* Given exercise *
Go through the entries below and pick out every line with "Giants".

* Information given *
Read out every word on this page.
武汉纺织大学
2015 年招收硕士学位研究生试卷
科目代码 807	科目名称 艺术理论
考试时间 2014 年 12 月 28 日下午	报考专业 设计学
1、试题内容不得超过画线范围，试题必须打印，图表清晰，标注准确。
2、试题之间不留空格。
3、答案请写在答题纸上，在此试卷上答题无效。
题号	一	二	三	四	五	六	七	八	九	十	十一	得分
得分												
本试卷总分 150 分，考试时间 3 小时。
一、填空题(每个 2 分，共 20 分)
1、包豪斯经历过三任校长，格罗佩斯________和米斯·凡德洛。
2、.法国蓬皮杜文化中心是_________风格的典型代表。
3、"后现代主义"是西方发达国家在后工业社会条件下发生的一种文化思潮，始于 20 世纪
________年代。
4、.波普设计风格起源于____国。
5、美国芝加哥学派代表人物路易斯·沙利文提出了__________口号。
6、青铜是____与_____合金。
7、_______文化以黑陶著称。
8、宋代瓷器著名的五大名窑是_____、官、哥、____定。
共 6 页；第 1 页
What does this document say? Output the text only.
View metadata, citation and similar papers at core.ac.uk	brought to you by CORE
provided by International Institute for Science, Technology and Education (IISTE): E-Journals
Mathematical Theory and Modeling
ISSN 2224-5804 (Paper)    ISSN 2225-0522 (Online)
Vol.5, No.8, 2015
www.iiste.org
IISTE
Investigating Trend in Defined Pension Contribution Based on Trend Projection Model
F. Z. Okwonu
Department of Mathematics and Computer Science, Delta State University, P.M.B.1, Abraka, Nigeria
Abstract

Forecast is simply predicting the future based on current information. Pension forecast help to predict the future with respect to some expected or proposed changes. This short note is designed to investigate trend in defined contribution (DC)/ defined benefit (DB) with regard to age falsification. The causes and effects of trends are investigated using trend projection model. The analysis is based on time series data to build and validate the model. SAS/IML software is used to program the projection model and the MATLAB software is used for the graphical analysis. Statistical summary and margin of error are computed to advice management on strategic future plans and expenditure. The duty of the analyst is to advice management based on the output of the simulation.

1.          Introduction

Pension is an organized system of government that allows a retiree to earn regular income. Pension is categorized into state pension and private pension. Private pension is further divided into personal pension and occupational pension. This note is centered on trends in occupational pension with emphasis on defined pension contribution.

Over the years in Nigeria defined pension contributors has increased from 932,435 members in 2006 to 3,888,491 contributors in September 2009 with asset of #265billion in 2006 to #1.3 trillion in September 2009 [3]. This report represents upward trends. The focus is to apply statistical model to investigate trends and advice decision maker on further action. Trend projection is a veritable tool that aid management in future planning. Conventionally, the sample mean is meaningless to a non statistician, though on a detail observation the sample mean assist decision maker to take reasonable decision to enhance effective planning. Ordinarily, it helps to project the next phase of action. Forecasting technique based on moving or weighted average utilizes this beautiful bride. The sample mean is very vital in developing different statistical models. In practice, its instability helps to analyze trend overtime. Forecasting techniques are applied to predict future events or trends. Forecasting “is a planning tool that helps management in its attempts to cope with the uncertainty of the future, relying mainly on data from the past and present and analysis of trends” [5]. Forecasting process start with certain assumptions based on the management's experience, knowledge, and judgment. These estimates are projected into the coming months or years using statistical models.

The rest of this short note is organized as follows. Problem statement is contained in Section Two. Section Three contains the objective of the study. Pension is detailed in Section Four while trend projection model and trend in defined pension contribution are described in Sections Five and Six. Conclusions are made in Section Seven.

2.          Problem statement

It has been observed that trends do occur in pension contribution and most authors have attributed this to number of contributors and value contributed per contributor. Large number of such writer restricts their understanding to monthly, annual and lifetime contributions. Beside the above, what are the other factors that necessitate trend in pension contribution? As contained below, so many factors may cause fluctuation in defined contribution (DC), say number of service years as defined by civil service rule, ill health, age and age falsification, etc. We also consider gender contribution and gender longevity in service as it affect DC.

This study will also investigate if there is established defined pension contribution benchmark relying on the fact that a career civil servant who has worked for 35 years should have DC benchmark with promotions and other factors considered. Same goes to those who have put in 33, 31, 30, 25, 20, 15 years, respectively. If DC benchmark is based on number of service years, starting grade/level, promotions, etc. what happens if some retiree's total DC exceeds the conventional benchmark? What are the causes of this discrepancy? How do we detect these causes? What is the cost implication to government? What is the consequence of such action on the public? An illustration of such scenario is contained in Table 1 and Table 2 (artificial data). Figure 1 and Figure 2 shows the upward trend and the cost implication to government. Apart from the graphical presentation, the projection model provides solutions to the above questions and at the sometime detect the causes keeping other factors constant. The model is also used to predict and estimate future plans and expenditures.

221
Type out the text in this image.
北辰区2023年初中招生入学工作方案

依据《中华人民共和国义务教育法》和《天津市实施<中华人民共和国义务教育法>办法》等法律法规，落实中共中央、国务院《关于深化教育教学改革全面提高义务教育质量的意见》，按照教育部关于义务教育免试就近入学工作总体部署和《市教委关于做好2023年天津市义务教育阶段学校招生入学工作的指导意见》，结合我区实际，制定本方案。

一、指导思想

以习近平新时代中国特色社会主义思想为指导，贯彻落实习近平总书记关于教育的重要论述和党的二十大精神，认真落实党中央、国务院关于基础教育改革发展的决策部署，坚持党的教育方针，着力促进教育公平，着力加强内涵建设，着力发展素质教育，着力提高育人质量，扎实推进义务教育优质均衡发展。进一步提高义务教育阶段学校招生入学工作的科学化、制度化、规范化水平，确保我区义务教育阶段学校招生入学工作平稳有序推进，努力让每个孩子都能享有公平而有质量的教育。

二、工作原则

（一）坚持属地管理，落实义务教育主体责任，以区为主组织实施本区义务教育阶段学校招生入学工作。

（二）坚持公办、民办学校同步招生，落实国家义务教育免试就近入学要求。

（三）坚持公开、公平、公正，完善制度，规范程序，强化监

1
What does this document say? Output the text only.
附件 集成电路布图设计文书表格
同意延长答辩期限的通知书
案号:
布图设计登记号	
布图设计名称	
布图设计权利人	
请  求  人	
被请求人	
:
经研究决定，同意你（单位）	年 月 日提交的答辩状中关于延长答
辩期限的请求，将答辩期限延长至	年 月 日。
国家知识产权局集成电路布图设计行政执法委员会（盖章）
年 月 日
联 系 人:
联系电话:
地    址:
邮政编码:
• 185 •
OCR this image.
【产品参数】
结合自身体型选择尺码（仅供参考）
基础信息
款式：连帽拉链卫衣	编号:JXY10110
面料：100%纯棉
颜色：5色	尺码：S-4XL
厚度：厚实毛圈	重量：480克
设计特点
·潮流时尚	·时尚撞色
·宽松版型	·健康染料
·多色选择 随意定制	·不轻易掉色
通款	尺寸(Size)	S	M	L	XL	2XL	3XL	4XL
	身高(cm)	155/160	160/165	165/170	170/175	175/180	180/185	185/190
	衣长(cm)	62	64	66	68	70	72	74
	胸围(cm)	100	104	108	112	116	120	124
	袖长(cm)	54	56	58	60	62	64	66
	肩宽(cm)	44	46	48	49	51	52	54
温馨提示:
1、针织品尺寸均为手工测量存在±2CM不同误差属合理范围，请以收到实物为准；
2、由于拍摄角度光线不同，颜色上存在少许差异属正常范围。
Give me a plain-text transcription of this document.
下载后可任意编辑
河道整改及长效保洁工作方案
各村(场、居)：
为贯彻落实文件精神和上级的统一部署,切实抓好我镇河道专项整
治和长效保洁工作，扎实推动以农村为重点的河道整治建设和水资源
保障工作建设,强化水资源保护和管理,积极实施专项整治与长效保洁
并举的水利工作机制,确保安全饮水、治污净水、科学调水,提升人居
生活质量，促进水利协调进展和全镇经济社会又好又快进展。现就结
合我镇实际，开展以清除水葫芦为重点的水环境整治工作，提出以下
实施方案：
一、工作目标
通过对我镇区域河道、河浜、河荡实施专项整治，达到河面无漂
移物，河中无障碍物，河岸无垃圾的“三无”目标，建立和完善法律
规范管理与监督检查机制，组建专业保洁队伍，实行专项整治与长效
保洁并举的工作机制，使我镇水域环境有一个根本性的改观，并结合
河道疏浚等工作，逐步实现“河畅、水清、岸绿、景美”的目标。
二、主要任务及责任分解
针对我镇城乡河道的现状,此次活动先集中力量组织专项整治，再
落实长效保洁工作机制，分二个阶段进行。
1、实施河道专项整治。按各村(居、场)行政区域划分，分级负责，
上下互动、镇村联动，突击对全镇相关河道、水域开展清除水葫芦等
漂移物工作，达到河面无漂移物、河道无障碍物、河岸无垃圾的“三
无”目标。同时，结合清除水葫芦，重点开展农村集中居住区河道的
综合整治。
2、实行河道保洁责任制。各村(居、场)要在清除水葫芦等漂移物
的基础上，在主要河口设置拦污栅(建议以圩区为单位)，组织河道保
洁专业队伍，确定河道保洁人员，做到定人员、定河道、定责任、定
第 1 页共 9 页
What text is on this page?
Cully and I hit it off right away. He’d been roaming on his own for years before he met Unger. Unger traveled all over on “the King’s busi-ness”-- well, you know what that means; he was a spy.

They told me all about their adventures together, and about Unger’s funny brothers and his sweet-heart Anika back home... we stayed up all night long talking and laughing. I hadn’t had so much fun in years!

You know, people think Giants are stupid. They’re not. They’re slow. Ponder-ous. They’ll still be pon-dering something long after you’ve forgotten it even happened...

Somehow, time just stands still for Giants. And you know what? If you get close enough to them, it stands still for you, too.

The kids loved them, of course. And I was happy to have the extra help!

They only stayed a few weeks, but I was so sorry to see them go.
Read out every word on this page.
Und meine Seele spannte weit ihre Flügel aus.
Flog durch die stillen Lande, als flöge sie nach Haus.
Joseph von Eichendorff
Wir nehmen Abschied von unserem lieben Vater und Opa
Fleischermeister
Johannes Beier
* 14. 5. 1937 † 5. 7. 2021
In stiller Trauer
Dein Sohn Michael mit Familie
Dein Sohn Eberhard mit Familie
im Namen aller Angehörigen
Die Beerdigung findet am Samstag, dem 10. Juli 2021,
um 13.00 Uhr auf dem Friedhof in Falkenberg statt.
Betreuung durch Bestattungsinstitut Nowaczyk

* Solution *
You know, people think Giants are stupid. They’re not. They’re slow. Ponder-ous. They’ll still be pon-dering something long after you’ve forgotten it even happened...
Somehow, time just stands still for Giants. And you know what? If you get close enough to them, it stands still for you, too.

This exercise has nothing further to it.